#### Data shown

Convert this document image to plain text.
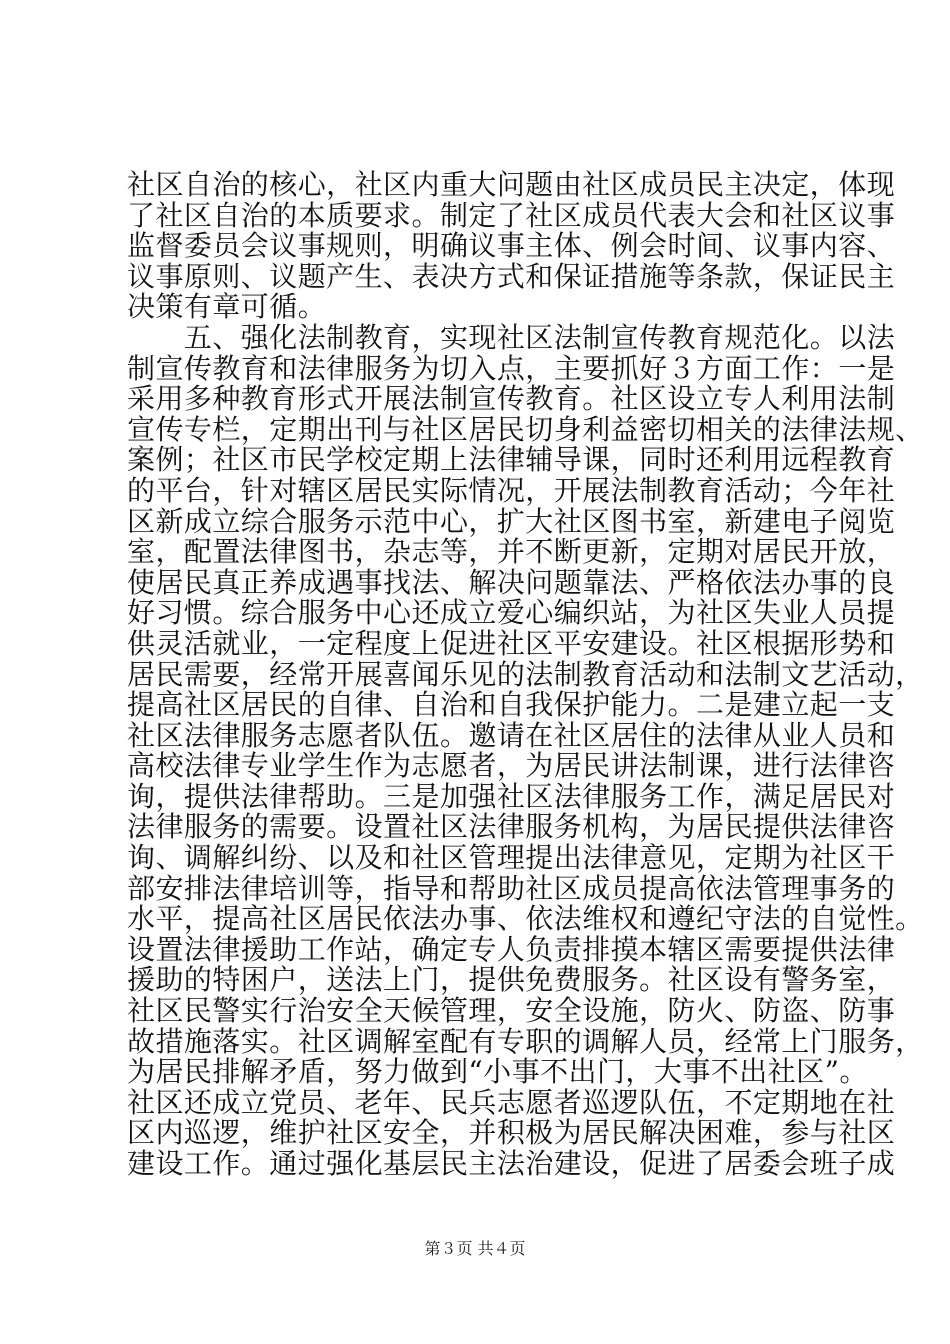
社区自治的核心，社区内重大问题由社区成员民主决定，体现
了社区自治的本质要求。制定了社区成员代表大会和社区议事
监督委员会议事规则，明确议事主体、例会时间、议事内容、
议事原则、议题产生、表决方式和保证措施等条款，保证民主
决策有章可循。
　　五、强化法制教育，实现社区法制宣传教育规范化。以法
制宣传教育和法律服务为切入点，主要抓好３方面工作：一是
采用多种教育形式开展法制宣传教育。社区设立专人利用法制
宣传专栏，定期出刊与社区居民切身利益密切相关的法律法规、
案例；社区市民学校定期上法律辅导课，同时还利用远程教育
的平台，针对辖区居民实际情况，开展法制教育活动；今年社
区新成立综合服务示范中心，扩大社区图书室，新建电子阅览
室，配置法律图书，杂志等，并不断更新，定期对居民开放，
使居民真正养成遇事找法、解决问题靠法、严格依法办事的良
好习惯。综合服务中心还成立爱心编织站，为社区失业人员提
供灵活就业，一定程度上促进社区平安建设。社区根据形势和
居民需要，经常开展喜闻乐见的法制教育活动和法制文艺活动，
提高社区居民的自律、自治和自我保护能力。二是建立起一支
社区法律服务志愿者队伍。邀请在社区居住的法律从业人员和
高校法律专业学生作为志愿者，为居民讲法制课，进行法律咨
询，提供法律帮助。三是加强社区法律服务工作，满足居民对
法律服务的需要。设置社区法律服务机构，为居民提供法律咨
询、调解纠纷、以及和社区管理提出法律意见，定期为社区干
部安排法律培训等，指导和帮助社区成员提高依法管理事务的
水平，提高社区居民依法办事、依法维权和遵纪守法的自觉性。
设置法律援助工作站，确定专人负责排摸本辖区需要提供法律
援助的特困户，送法上门，提供免费服务。社区设有警务室，
社区民警实行治安全天候管理，安全设施，防火、防盗、防事
故措施落实。社区调解室配有专职的调解人员，经常上门服务，
为居民排解矛盾，努力做到“小事不出门，大事不出社区”。
社区还成立党员、老年、民兵志愿者巡逻队伍，不定期地在社
区内巡逻，维护社区安全，并积极为居民解决困难，参与社区
建设工作。通过强化基层民主法治建设，促进了居委会班子成
第３页 共４页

########

◆ Your goal
Leave out the pictures and retype every line above exactly.

◆ Worked answer
Convert this document image to plain text.
社区自治的核心，社区内重大问题由社区成员民主决定，体现
了社区自治的本质要求。制定了社区成员代表大会和社区议事
监督委员会议事规则，明确议事主体、例会时间、议事内容、
议事原则、议题产生、表决方式和保证措施等条款，保证民主
决策有章可循。
　　五、强化法制教育，实现社区法制宣传教育规范化。以法
制宣传教育和法律服务为切入点，主要抓好３方面工作：一是
采用多种教育形式开展法制宣传教育。社区设立专人利用法制
宣传专栏，定期出刊与社区居民切身利益密切相关的法律法规、
案例；社区市民学校定期上法律辅导课，同时还利用远程教育
的平台，针对辖区居民实际情况，开展法制教育活动；今年社
区新成立综合服务示范中心，扩大社区图书室，新建电子阅览
室，配置法律图书，杂志等，并不断更新，定期对居民开放，
使居民真正养成遇事找法、解决问题靠法、严格依法办事的良
好习惯。综合服务中心还成立爱心编织站，为社区失业人员提
供灵活就业，一定程度上促进社区平安建设。社区根据形势和
居民需要，经常开展喜闻乐见的法制教育活动和法制文艺活动，
提高社区居民的自律、自治和自我保护能力。二是建立起一支
社区法律服务志愿者队伍。邀请在社区居住的法律从业人员和
高校法律专业学生作为志愿者，为居民讲法制课，进行法律咨
询，提供法律帮助。三是加强社区法律服务工作，满足居民对
法律服务的需要。设置社区法律服务机构，为居民提供法律咨
询、调解纠纷、以及和社区管理提出法律意见，定期为社区干
部安排法律培训等，指导和帮助社区成员提高依法管理事务的
水平，提高社区居民依法办事、依法维权和遵纪守法的自觉性。
设置法律援助工作站，确定专人负责排摸本辖区需要提供法律
援助的特困户，送法上门，提供免费服务。社区设有警务室，
社区民警实行治安全天候管理，安全设施，防火、防盗、防事
故措施落实。社区调解室配有专职的调解人员，经常上门服务，
为居民排解矛盾，努力做到“小事不出门，大事不出社区”。
社区还成立党员、老年、民兵志愿者巡逻队伍，不定期地在社
区内巡逻，维护社区安全，并积极为居民解决困难，参与社区
建设工作。通过强化基层民主法治建设，促进了居委会班子成
第３页 共４页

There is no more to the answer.